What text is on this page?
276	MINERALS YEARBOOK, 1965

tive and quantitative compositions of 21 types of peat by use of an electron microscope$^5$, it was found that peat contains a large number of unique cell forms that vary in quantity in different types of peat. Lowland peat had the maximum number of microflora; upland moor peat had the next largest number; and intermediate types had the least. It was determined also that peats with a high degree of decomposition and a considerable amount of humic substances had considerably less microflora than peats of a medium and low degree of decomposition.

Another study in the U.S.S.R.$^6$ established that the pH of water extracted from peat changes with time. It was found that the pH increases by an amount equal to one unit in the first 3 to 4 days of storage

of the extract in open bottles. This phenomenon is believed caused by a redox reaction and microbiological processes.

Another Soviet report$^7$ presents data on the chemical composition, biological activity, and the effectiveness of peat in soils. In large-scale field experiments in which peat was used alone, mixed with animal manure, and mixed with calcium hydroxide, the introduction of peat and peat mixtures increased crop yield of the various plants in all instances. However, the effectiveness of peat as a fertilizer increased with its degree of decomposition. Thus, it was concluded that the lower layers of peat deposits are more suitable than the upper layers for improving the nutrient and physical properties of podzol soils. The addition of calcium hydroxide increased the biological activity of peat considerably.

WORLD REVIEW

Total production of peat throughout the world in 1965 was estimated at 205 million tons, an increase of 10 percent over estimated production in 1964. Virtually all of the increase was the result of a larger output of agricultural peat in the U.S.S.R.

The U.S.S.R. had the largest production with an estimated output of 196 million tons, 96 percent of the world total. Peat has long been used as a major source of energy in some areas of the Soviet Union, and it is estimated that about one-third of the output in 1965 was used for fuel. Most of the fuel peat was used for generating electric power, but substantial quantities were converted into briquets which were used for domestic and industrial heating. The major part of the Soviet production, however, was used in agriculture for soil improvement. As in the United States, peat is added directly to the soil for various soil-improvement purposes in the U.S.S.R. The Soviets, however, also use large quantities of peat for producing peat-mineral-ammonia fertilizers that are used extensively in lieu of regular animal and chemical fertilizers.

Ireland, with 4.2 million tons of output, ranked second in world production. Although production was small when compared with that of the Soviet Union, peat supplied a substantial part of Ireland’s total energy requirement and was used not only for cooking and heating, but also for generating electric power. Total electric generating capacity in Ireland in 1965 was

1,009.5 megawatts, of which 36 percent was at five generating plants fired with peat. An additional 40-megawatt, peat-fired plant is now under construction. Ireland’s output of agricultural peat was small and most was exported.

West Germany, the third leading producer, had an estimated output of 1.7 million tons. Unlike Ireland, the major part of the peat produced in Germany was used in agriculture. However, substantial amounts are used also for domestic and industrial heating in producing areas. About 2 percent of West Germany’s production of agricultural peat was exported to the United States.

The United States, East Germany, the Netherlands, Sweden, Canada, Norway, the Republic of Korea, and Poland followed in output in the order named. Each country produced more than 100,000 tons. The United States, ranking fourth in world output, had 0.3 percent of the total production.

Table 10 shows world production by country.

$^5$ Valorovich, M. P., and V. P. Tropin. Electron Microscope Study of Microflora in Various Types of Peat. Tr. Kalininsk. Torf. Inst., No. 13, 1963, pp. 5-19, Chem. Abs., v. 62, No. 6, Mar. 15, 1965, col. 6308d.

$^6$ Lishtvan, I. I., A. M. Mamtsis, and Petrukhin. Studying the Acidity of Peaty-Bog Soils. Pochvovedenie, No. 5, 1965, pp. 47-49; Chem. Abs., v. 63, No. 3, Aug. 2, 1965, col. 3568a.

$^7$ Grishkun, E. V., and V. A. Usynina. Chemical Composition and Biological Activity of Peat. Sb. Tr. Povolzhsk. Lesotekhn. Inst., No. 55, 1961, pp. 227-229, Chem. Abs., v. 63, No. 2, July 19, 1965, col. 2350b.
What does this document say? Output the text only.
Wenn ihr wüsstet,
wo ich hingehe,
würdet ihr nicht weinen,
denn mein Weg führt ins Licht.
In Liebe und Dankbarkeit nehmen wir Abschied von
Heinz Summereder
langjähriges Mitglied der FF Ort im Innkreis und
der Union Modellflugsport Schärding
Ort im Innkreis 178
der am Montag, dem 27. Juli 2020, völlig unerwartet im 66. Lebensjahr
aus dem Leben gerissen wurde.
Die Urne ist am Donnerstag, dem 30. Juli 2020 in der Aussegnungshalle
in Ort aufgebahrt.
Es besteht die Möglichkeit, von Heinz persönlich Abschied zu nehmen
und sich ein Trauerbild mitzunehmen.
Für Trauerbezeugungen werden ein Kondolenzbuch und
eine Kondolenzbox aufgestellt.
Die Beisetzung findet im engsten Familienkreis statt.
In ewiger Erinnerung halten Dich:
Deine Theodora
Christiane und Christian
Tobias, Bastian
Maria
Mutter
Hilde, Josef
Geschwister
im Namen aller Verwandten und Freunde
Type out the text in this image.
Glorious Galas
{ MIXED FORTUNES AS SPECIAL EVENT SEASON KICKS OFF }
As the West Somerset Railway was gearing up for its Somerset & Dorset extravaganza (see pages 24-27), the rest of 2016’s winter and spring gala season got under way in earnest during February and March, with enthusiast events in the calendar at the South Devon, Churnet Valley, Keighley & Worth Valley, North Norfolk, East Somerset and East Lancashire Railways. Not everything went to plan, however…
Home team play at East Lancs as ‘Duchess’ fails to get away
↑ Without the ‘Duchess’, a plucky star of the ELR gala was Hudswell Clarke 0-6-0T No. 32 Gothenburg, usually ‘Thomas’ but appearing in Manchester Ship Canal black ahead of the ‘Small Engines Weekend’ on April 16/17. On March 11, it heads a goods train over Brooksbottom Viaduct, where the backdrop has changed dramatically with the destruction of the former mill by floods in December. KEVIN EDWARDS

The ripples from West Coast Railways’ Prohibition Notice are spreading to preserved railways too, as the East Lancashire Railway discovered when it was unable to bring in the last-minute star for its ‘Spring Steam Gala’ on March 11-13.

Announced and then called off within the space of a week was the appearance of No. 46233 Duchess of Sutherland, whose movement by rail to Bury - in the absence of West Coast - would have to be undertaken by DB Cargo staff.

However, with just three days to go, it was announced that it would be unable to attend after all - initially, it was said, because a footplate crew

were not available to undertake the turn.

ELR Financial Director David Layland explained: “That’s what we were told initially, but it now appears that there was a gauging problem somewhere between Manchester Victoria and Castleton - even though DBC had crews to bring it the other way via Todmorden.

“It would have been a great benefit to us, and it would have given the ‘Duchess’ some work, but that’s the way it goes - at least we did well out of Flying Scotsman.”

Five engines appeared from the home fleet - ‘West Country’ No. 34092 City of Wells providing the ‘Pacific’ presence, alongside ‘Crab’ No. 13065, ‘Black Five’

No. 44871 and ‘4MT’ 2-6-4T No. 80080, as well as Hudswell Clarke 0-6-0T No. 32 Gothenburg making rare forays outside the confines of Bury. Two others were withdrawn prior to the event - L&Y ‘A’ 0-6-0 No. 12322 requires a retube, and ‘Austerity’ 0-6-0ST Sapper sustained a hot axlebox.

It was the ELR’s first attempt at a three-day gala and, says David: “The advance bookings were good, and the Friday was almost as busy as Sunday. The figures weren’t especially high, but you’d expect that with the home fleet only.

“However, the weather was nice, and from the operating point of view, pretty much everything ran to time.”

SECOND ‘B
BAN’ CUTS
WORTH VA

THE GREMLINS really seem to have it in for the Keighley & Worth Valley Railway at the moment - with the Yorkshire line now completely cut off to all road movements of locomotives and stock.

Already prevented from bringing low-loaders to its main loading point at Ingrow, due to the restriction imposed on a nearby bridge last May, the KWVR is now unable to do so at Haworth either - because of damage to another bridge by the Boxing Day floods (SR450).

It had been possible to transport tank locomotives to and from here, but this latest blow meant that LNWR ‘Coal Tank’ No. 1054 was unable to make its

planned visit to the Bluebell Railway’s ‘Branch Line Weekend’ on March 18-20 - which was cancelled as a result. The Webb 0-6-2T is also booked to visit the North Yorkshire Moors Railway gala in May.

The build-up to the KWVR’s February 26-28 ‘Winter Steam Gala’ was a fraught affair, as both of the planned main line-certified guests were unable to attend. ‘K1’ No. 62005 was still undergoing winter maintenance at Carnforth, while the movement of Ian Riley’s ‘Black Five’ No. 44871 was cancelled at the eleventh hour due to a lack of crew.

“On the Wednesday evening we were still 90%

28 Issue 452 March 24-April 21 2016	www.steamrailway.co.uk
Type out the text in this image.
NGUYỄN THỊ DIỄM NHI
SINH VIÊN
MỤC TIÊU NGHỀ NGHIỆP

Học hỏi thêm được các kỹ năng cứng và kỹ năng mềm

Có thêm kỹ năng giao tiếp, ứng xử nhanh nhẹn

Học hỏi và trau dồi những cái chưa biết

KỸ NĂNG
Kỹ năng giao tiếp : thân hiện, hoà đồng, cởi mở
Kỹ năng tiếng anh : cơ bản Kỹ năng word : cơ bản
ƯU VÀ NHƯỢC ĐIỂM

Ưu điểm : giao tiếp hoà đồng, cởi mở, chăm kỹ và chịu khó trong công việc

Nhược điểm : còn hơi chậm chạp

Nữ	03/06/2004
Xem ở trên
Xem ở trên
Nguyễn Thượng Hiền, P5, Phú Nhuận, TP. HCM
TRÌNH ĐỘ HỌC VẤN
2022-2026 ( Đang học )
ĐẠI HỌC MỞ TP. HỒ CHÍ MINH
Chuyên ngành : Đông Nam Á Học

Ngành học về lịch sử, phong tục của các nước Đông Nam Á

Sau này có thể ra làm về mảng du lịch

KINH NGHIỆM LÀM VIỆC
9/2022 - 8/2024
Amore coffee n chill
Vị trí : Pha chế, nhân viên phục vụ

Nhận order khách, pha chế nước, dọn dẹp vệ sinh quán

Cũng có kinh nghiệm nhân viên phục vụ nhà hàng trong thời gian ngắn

= = = =

**AIM OF THE TASK:**
Report the number of lines that include the string "Heinz"; return nothing but the count.

**PROBLEM SOLUTION:**
2